- **The exercise**
Gather up the lines with the word "this" in them.

+===+

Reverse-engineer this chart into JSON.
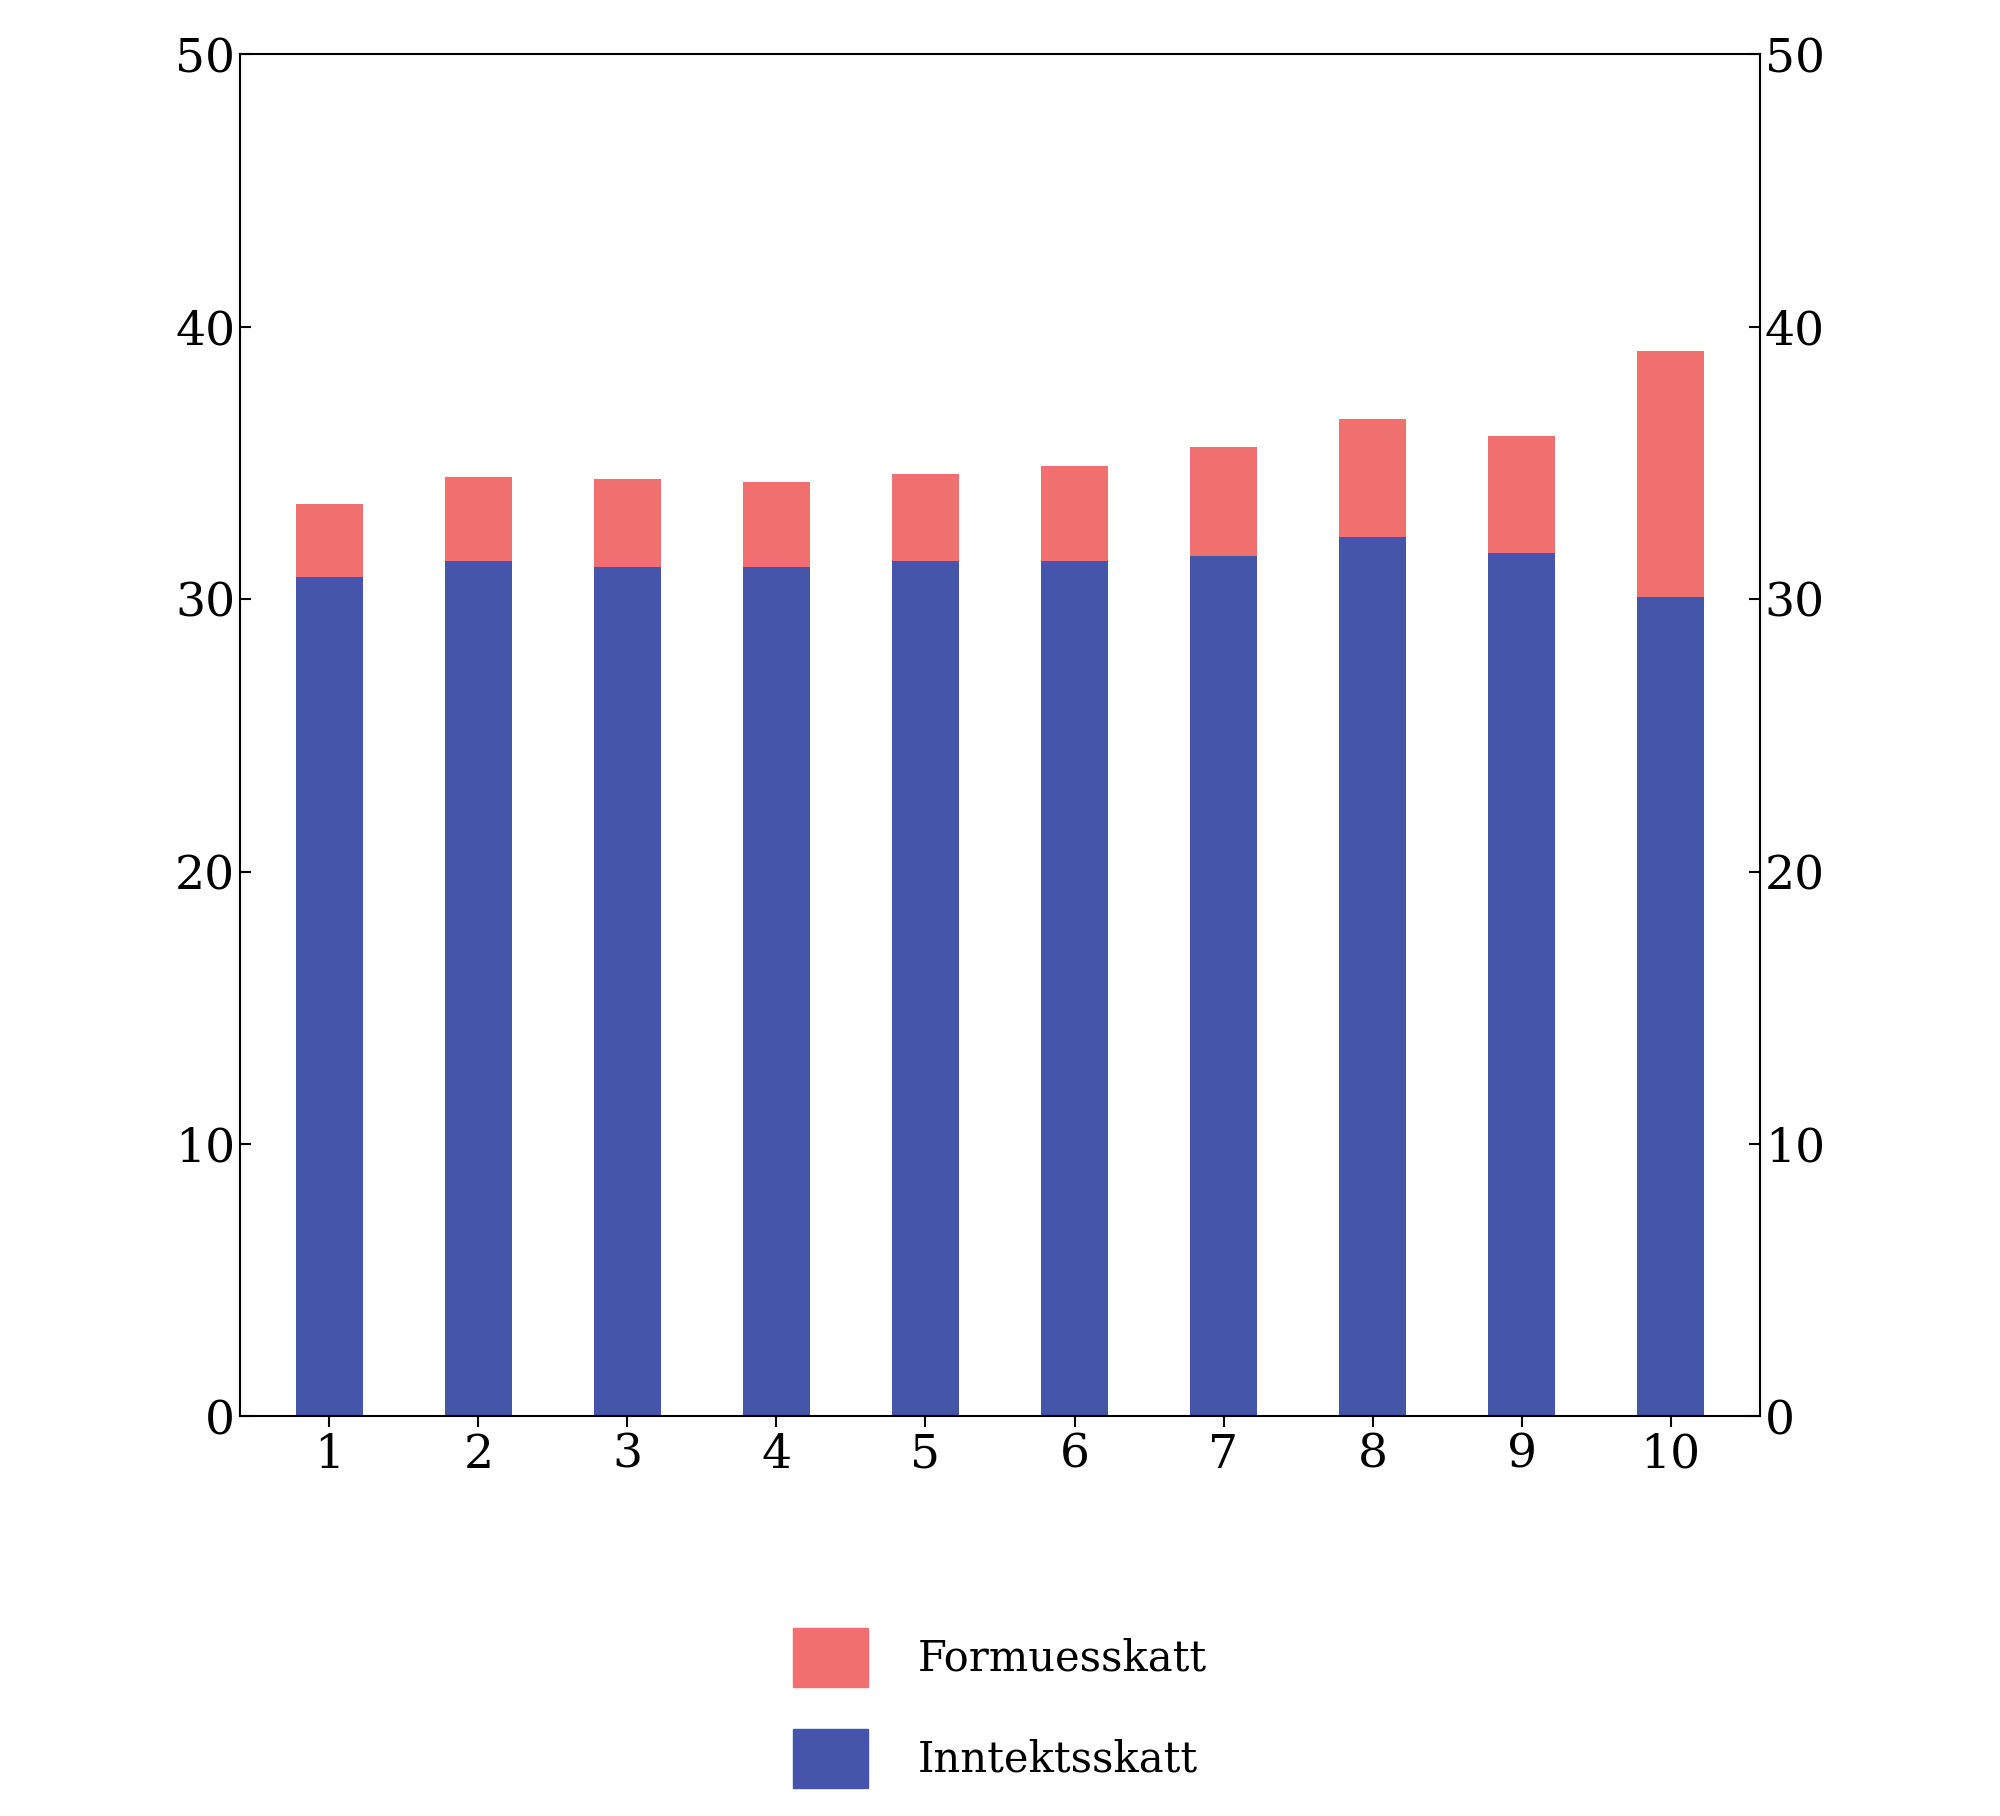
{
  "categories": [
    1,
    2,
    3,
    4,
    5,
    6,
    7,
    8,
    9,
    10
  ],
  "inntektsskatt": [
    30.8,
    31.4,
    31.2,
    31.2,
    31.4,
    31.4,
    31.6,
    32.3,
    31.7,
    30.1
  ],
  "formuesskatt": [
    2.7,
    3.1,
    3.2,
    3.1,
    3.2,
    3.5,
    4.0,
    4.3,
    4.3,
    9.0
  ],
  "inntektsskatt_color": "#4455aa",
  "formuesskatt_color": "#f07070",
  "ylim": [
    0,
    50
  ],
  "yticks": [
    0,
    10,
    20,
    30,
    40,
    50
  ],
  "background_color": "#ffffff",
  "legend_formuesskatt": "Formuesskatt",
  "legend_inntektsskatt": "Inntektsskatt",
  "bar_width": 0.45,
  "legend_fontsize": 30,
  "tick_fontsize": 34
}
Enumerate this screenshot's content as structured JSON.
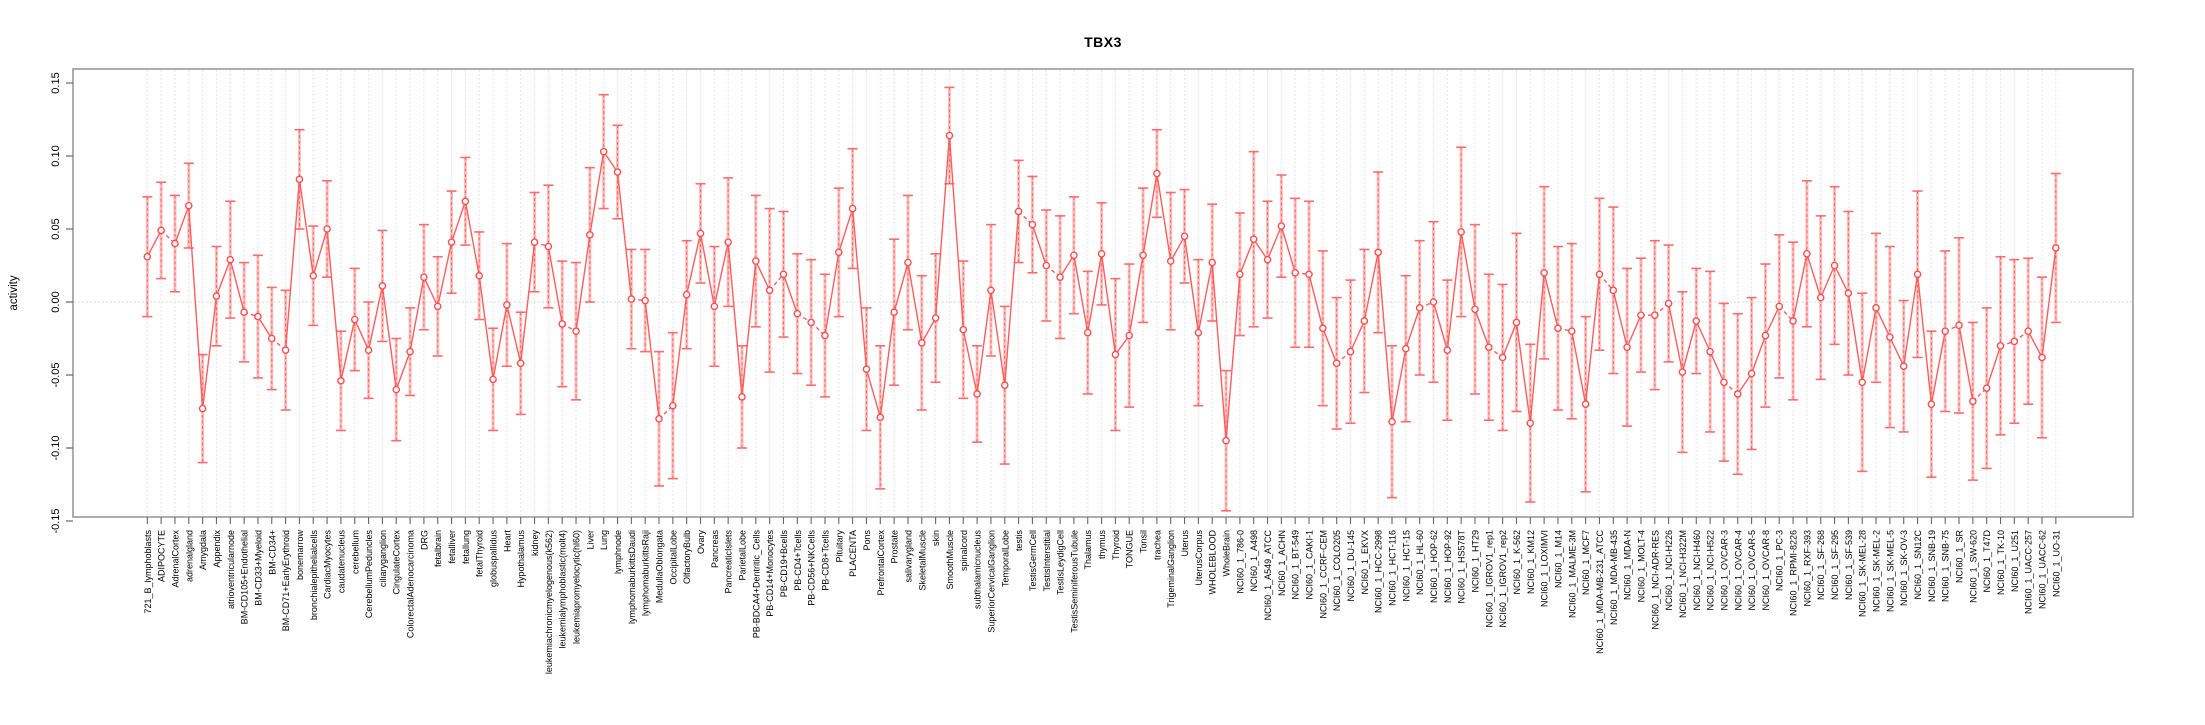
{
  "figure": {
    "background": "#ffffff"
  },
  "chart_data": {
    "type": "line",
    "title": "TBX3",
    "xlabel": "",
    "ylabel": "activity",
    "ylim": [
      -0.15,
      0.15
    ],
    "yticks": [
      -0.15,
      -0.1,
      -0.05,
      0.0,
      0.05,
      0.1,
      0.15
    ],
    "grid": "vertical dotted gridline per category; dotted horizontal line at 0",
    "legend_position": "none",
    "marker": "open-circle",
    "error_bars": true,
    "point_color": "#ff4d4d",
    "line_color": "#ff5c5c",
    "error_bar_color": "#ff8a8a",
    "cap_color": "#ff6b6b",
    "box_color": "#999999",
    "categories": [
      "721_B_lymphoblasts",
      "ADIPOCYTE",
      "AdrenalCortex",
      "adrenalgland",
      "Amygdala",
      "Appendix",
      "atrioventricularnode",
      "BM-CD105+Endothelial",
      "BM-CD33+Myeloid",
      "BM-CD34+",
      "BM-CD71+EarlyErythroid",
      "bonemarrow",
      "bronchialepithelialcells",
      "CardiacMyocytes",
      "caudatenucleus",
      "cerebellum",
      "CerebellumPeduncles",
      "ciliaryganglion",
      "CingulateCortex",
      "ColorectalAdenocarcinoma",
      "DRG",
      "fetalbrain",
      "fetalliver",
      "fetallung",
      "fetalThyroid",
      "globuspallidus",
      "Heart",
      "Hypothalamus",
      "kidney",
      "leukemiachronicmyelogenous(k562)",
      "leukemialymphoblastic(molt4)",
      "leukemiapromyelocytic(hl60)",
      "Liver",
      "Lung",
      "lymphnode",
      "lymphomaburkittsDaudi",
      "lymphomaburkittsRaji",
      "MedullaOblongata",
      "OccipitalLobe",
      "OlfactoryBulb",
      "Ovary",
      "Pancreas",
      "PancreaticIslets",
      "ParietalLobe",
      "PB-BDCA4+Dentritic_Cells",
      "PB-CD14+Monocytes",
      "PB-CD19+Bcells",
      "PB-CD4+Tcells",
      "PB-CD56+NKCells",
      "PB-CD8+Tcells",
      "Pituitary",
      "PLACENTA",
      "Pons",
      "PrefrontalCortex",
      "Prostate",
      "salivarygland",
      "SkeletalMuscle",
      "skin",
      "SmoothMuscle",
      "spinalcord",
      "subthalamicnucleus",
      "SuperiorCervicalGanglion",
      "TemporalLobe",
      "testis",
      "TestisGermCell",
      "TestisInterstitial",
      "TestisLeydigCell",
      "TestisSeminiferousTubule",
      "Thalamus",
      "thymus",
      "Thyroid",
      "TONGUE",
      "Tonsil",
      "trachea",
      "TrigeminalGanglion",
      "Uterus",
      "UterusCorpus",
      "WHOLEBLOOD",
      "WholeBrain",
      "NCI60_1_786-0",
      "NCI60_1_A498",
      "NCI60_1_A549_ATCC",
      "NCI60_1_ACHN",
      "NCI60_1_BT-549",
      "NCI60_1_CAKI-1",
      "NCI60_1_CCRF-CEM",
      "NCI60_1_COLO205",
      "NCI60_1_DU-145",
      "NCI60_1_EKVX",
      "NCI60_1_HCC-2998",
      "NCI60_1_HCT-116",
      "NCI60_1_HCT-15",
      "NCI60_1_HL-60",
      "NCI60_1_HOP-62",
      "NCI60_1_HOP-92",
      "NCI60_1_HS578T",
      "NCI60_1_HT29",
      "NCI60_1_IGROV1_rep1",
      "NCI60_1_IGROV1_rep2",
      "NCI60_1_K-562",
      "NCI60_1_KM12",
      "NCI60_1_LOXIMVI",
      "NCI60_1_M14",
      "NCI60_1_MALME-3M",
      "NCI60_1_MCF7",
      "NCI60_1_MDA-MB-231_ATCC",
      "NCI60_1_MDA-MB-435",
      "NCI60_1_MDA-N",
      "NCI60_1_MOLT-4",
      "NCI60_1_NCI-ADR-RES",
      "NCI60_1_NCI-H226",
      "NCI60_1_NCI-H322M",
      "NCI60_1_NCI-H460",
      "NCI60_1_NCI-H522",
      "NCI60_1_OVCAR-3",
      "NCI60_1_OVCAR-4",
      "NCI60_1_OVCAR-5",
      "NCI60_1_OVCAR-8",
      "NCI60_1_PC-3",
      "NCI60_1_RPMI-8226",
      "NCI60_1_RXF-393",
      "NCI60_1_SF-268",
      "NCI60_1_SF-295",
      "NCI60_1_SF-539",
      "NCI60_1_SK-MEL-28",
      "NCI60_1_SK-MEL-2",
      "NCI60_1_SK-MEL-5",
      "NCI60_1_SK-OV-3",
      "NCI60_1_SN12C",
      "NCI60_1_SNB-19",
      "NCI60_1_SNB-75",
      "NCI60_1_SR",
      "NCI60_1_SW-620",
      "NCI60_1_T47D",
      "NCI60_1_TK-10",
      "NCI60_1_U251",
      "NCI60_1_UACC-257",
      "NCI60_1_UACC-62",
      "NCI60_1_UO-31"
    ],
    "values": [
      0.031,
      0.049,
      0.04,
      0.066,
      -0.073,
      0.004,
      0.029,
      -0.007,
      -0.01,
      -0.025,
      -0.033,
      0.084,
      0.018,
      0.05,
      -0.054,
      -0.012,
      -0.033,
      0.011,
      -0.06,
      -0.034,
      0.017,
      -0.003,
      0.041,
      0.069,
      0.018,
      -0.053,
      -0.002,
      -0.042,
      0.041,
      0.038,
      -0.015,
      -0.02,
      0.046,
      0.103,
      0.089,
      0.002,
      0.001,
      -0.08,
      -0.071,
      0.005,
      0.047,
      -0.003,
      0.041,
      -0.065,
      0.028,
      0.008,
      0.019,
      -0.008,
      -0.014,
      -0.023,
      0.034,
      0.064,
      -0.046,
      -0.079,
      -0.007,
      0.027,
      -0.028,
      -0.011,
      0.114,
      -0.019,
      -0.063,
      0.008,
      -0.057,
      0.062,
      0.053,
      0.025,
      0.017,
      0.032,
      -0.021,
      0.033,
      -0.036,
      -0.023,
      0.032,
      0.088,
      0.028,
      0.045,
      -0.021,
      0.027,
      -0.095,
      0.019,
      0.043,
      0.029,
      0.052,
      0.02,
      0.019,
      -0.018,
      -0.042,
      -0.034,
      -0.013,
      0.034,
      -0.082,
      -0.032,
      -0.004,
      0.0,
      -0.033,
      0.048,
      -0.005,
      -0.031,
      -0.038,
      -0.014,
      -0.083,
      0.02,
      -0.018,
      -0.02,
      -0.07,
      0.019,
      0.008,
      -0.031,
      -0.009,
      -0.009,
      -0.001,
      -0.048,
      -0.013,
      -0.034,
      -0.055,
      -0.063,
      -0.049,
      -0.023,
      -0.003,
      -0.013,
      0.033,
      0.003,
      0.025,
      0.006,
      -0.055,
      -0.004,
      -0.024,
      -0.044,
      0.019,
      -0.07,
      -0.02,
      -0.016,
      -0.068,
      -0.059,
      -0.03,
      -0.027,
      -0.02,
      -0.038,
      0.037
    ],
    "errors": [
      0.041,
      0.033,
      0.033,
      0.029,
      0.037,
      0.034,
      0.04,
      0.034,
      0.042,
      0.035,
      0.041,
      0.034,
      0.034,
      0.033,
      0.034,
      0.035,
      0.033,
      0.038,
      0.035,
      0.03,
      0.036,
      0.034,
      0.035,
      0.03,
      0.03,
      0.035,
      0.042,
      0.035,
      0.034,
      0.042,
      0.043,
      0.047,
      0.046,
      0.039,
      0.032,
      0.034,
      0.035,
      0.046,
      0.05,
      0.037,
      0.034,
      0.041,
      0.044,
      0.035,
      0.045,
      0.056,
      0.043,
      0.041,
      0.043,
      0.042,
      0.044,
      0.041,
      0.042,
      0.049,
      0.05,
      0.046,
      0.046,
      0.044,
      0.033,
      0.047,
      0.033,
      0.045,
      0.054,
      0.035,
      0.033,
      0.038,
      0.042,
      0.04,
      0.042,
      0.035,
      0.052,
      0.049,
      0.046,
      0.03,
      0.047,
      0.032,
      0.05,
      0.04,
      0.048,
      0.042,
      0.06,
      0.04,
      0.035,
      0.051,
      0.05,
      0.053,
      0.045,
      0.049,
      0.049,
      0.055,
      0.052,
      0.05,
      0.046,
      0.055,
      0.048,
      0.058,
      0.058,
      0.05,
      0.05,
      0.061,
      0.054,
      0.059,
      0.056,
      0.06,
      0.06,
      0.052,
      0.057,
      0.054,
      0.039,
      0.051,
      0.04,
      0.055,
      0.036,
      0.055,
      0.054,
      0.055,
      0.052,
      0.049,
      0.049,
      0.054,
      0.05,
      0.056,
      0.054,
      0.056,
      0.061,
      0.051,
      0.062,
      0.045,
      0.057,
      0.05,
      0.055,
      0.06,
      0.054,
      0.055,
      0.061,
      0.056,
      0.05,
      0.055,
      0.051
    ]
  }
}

+===+

- **Task response**
Reverse-engineer this chart into JSON.
Enumerate this screenshot's content as structured JSON.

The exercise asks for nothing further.